— Objective —
Exclude any images and output the remaining records exactly.

— Given records —
###

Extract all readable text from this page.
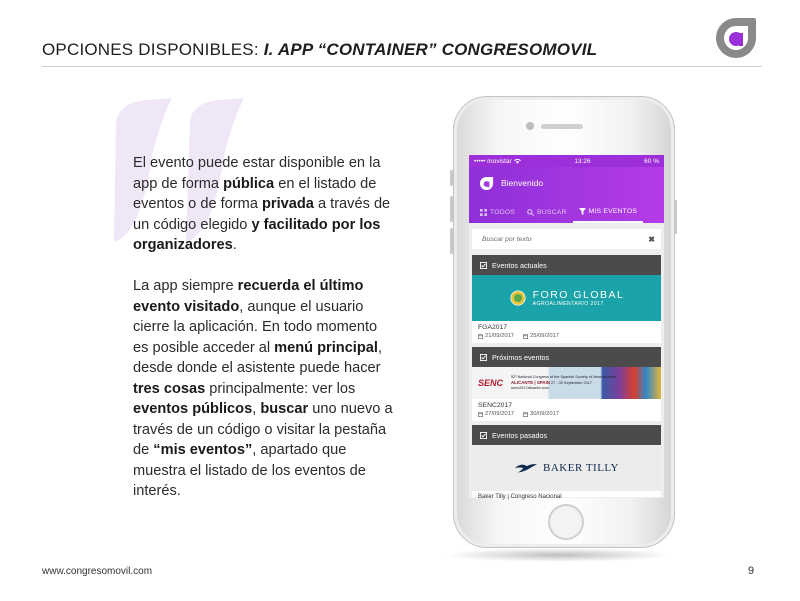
OPCIONES DISPONIBLES: I. APP “CONTAINER” CONGRESOMOVIL

El evento puede estar disponible en la app de forma pública en el listado de eventos o de forma privada a través de un código elegido y facilitado por los organizadores.

La app siempre recuerda el último evento visitado, aunque el usuario cierre la aplicación. En todo momento es posible acceder al menú principal, desde donde el asistente puede hacer tres cosas principalmente: ver los eventos públicos, buscar uno nuevo a través de un código o visitar la pestaña de “mis eventos”, apartado que muestra el listado de los eventos de interés.

••••• movistar	13:26	60 %
Bienvenido
TODOS	BUSCAR	MIS EVENTOS
Buscar por texto	✖
Eventos actuales
FORO GLOBAL
AGROALIMENTARIO 2017
FGA2017
21/09/2017	25/09/2017
Próximos eventos
SENC
52º National Congress of the Spanish Society of Neuroscience
ALICANTE | SPAIN 27 - 30 September 2017
senc2017alicante.com
SENC2017
27/09/2017	30/09/2017
Eventos pasados
BAKER TILLY
Baker Tilly | Congreso Nacional
www.congresomovil.com	9
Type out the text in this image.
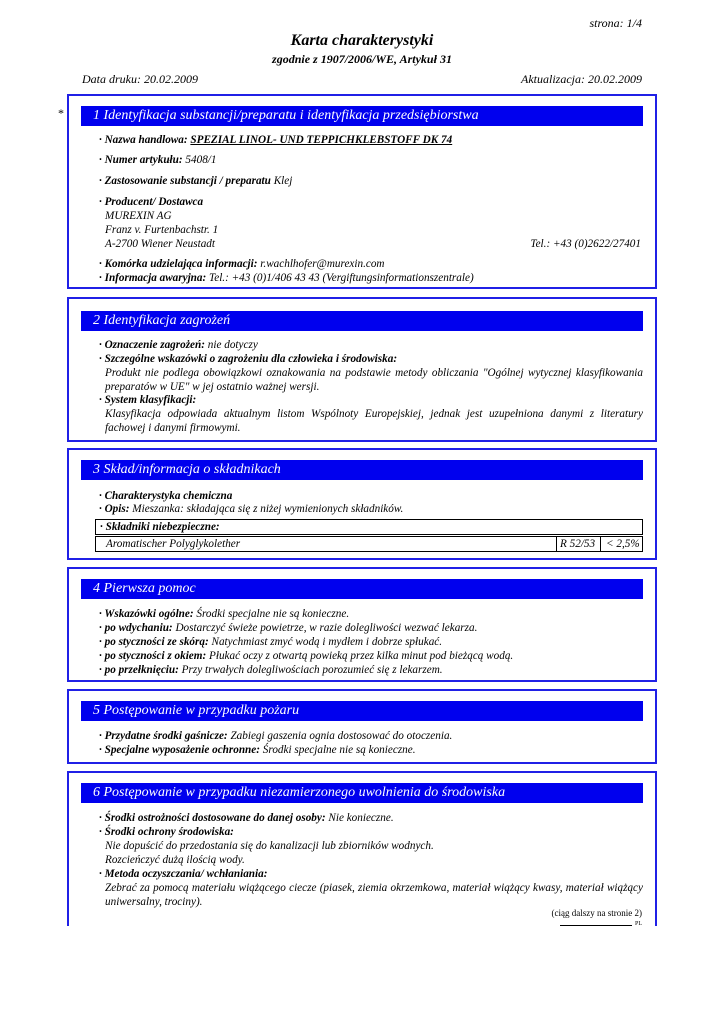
strona: 1/4
Karta charakterystyki
zgodnie z 1907/2006/WE, Artykuł 31
Data druku: 20.02.2009	Aktualizacja: 20.02.2009
*	1 Identyfikacja substancji/preparatu i identyfikacja przedsiębiorstwa
· Nazwa handlowa: SPEZIAL LINOL- UND TEPPICHKLEBSTOFF DK 74
· Numer artykułu: 5408/1
· Zastosowanie substancji / preparatu Klej
· Producent/ Dostawca
MUREXIN AG
Franz v. Furtenbachstr. 1
A-2700 Wiener Neustadt	Tel.: +43 (0)2622/27401
· Komórka udzielająca informacji: r.wachlhofer@murexin.com
· Informacja awaryjna: Tel.: +43 (0)1/406 43 43 (Vergiftungsinformationszentrale)
2 Identyfikacja zagrożeń
· Oznaczenie zagrożeń: nie dotyczy
· Szczególne wskazówki o zagrożeniu dla człowieka i środowiska:
Produkt nie podlega obowiązkowi oznakowania na podstawie metody obliczania "Ogólnej wytycznej klasyfikowania preparatów w UE" w jej ostatnio ważnej wersji.
· System klasyfikacji:
Klasyfikacja odpowiada aktualnym listom Wspólnoty Europejskiej, jednak jest uzupełniona danymi z literatury fachowej i danymi firmowymi.
3 Skład/informacja o składnikach
· Charakterystyka chemiczna
· Opis: Mieszanka: składająca się z niżej wymienionych składników.
· Składniki niebezpieczne:
Aromatischer Polyglykolether	R 52/53 < 2,5%
4 Pierwsza pomoc
· Wskazówki ogólne: Środki specjalne nie są konieczne.
· po wdychaniu: Dostarczyć świeże powietrze, w razie dolegliwości wezwać lekarza.
· po styczności ze skórą: Natychmiast zmyć wodą i mydłem i dobrze spłukać.
· po styczności z okiem: Płukać oczy z otwartą powieką przez kilka minut pod bieżącą wodą.
· po przełknięciu: Przy trwałych dolegliwościach porozumieć się z lekarzem.
5 Postępowanie w przypadku pożaru
· Przydatne środki gaśnicze: Zabiegi gaszenia ognia dostosować do otoczenia.
· Specjalne wyposażenie ochronne: Środki specjalne nie są konieczne.
6 Postępowanie w przypadku niezamierzonego uwolnienia do środowiska
· Środki ostrożności dostosowane do danej osoby: Nie konieczne.
· Środki ochrony środowiska:
Nie dopuścić do przedostania się do kanalizacji lub zbiorników wodnych.
Rozcieńczyć dużą ilością wody.
· Metoda oczyszczania/ wchłaniania:
Zebrać za pomocą materiału wiążącego ciecze (piasek, ziemia okrzemkowa, materiał wiążący kwasy, materiał wiążący uniwersalny, trociny).
(ciąg dalszy na stronie 2)
PL
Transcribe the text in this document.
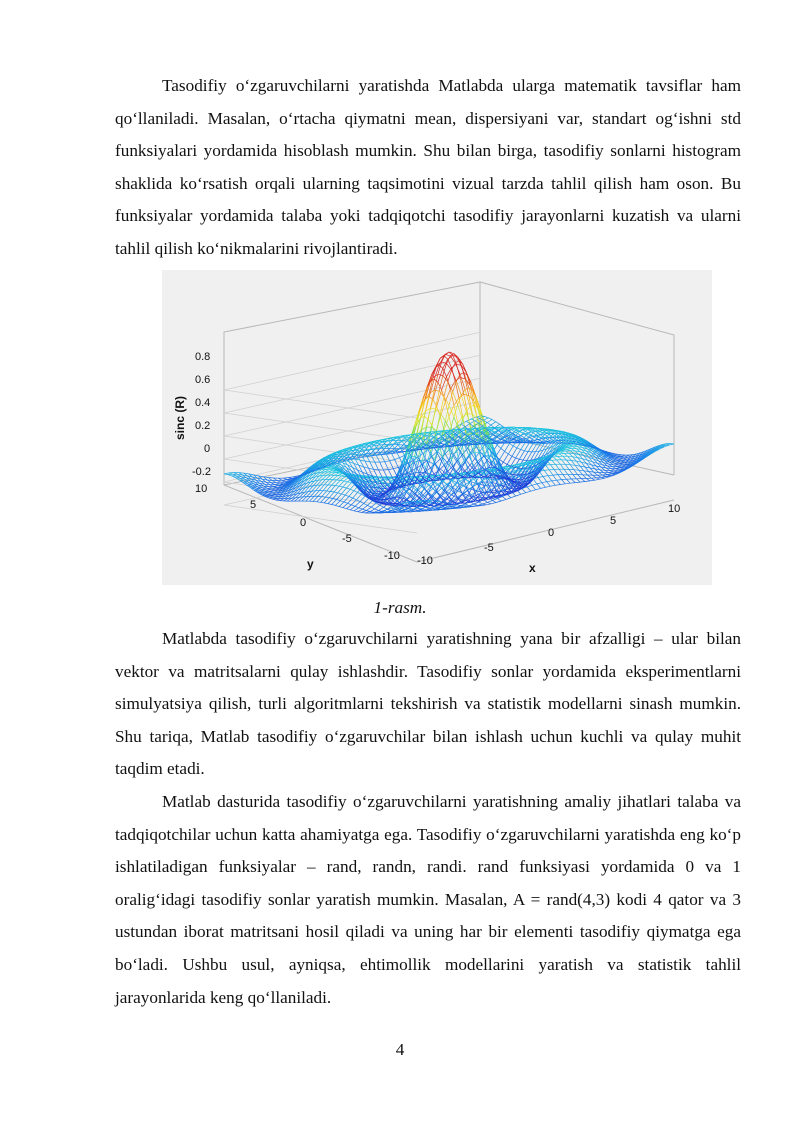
Tasodifiy o‘zgaruvchilarni yaratishda Matlabda ularga matematik tavsiflar ham qo‘llaniladi. Masalan, o‘rtacha qiymatni mean, dispersiyani var, standart og‘ishni std funksiyalari yordamida hisoblash mumkin. Shu bilan birga, tasodifiy sonlarni histogram shaklida ko‘rsatish orqali ularning taqsimotini vizual tarzda tahlil qilish ham oson. Bu funksiyalar yordamida talaba yoki tadqiqotchi tasodifiy jarayonlarni kuzatish va ularni tahlil qilish ko‘nikmalarini rivojlantiradi.

0.8
0.6
0.4
0.2
0
-0.2
10
5
0
-5
-10 -10
-5
0
5
10
sinc (R)
y	x
1-rasm.

Matlabda tasodifiy o‘zgaruvchilarni yaratishning yana bir afzalligi – ular bilan vektor va matritsalarni qulay ishlashdir. Tasodifiy sonlar yordamida eksperimentlarni simulyatsiya qilish, turli algoritmlarni tekshirish va statistik modellarni sinash mumkin. Shu tariqa, Matlab tasodifiy o‘zgaruvchilar bilan ishlash uchun kuchli va qulay muhit taqdim etadi.

Matlab dasturida tasodifiy o‘zgaruvchilarni yaratishning amaliy jihatlari talaba va tadqiqotchilar uchun katta ahamiyatga ega. Tasodifiy o‘zgaruvchilarni yaratishda eng ko‘p ishlatiladigan funksiyalar – rand, randn, randi. rand funksiyasi yordamida 0 va 1 oralig‘idagi tasodifiy sonlar yaratish mumkin. Masalan, A = rand(4,3) kodi 4 qator va 3 ustundan iborat matritsani hosil qiladi va uning har bir elementi tasodifiy qiymatga ega bo‘ladi. Ushbu usul, ayniqsa, ehtimollik modellarini yaratish va statistik tahlil jarayonlarida keng qo‘llaniladi.

4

###

— Exercise solution —
Extract all readable text from this page.
OPCIONES DISPONIBLES: I. APP “CONTAINER” CONGRESOMOVIL

El evento puede estar disponible en la app de forma pública en el listado de eventos o de forma privada a través de un código elegido y facilitado por los organizadores.

La app siempre recuerda el último evento visitado, aunque el usuario cierre la aplicación. En todo momento es posible acceder al menú principal, desde donde el asistente puede hacer tres cosas principalmente: ver los eventos públicos, buscar uno nuevo a través de un código o visitar la pestaña de “mis eventos”, apartado que muestra el listado de los eventos de interés.

••••• movistar	13:26	60 %
Bienvenido
TODOS	BUSCAR	MIS EVENTOS
Buscar por texto	✖
Eventos actuales
FORO GLOBAL
AGROALIMENTARIO 2017
FGA2017
21/09/2017	25/09/2017
Próximos eventos
SENC
52º National Congress of the Spanish Society of Neuroscience
ALICANTE | SPAIN 27 - 30 September 2017
senc2017alicante.com
SENC2017
27/09/2017	30/09/2017
Eventos pasados
BAKER TILLY
Baker Tilly | Congreso Nacional
www.congresomovil.com	9
Type out the text in this image.
strona: 1/4
Karta charakterystyki
zgodnie z 1907/2006/WE, Artykuł 31
Data druku: 20.02.2009	Aktualizacja: 20.02.2009
*	1 Identyfikacja substancji/preparatu i identyfikacja przedsiębiorstwa
· Nazwa handlowa: SPEZIAL LINOL- UND TEPPICHKLEBSTOFF DK 74
· Numer artykułu: 5408/1
· Zastosowanie substancji / preparatu Klej
· Producent/ Dostawca
MUREXIN AG
Franz v. Furtenbachstr. 1
A-2700 Wiener Neustadt	Tel.: +43 (0)2622/27401
· Komórka udzielająca informacji: r.wachlhofer@murexin.com
· Informacja awaryjna: Tel.: +43 (0)1/406 43 43 (Vergiftungsinformationszentrale)
2 Identyfikacja zagrożeń
· Oznaczenie zagrożeń: nie dotyczy
· Szczególne wskazówki o zagrożeniu dla człowieka i środowiska:
Produkt nie podlega obowiązkowi oznakowania na podstawie metody obliczania "Ogólnej wytycznej klasyfikowania preparatów w UE" w jej ostatnio ważnej wersji.
· System klasyfikacji:
Klasyfikacja odpowiada aktualnym listom Wspólnoty Europejskiej, jednak jest uzupełniona danymi z literatury fachowej i danymi firmowymi.
3 Skład/informacja o składnikach
· Charakterystyka chemiczna
· Opis: Mieszanka: składająca się z niżej wymienionych składników.
· Składniki niebezpieczne:
Aromatischer Polyglykolether	R 52/53 < 2,5%
4 Pierwsza pomoc
· Wskazówki ogólne: Środki specjalne nie są konieczne.
· po wdychaniu: Dostarczyć świeże powietrze, w razie dolegliwości wezwać lekarza.
· po styczności ze skórą: Natychmiast zmyć wodą i mydłem i dobrze spłukać.
· po styczności z okiem: Płukać oczy z otwartą powieką przez kilka minut pod bieżącą wodą.
· po przełknięciu: Przy trwałych dolegliwościach porozumieć się z lekarzem.
5 Postępowanie w przypadku pożaru
· Przydatne środki gaśnicze: Zabiegi gaszenia ognia dostosować do otoczenia.
· Specjalne wyposażenie ochronne: Środki specjalne nie są konieczne.
6 Postępowanie w przypadku niezamierzonego uwolnienia do środowiska
· Środki ostrożności dostosowane do danej osoby: Nie konieczne.
· Środki ochrony środowiska:
Nie dopuścić do przedostania się do kanalizacji lub zbiorników wodnych.
Rozcieńczyć dużą ilością wody.
· Metoda oczyszczania/ wchłaniania:
Zebrać za pomocą materiału wiążącego ciecze (piasek, ziemia okrzemkowa, materiał wiążący kwasy, materiał wiążący uniwersalny, trociny).
(ciąg dalszy na stronie 2)
PL
Transcribe the text in this document.
Tasodifiy o‘zgaruvchilarni yaratishda Matlabda ularga matematik tavsiflar ham qo‘llaniladi. Masalan, o‘rtacha qiymatni mean, dispersiyani var, standart og‘ishni std funksiyalari yordamida hisoblash mumkin. Shu bilan birga, tasodifiy sonlarni histogram shaklida ko‘rsatish orqali ularning taqsimotini vizual tarzda tahlil qilish ham oson. Bu funksiyalar yordamida talaba yoki tadqiqotchi tasodifiy jarayonlarni kuzatish va ularni tahlil qilish ko‘nikmalarini rivojlantiradi.

0.8
0.6
0.4
0.2
0
-0.2
10
5
0
-5
-10 -10
-5
0
5
10
sinc (R)
y	x
1-rasm.

Matlabda tasodifiy o‘zgaruvchilarni yaratishning yana bir afzalligi – ular bilan vektor va matritsalarni qulay ishlashdir. Tasodifiy sonlar yordamida eksperimentlarni simulyatsiya qilish, turli algoritmlarni tekshirish va statistik modellarni sinash mumkin. Shu tariqa, Matlab tasodifiy o‘zgaruvchilar bilan ishlash uchun kuchli va qulay muhit taqdim etadi.

Matlab dasturida tasodifiy o‘zgaruvchilarni yaratishning amaliy jihatlari talaba va tadqiqotchilar uchun katta ahamiyatga ega. Tasodifiy o‘zgaruvchilarni yaratishda eng ko‘p ishlatiladigan funksiyalar – rand, randn, randi. rand funksiyasi yordamida 0 va 1 oralig‘idagi tasodifiy sonlar yaratish mumkin. Masalan, A = rand(4,3) kodi 4 qator va 3 ustundan iborat matritsani hosil qiladi va uning har bir elementi tasodifiy qiymatga ega bo‘ladi. Ushbu usul, ayniqsa, ehtimollik modellarini yaratish va statistik tahlil jarayonlarida keng qo‘llaniladi.

4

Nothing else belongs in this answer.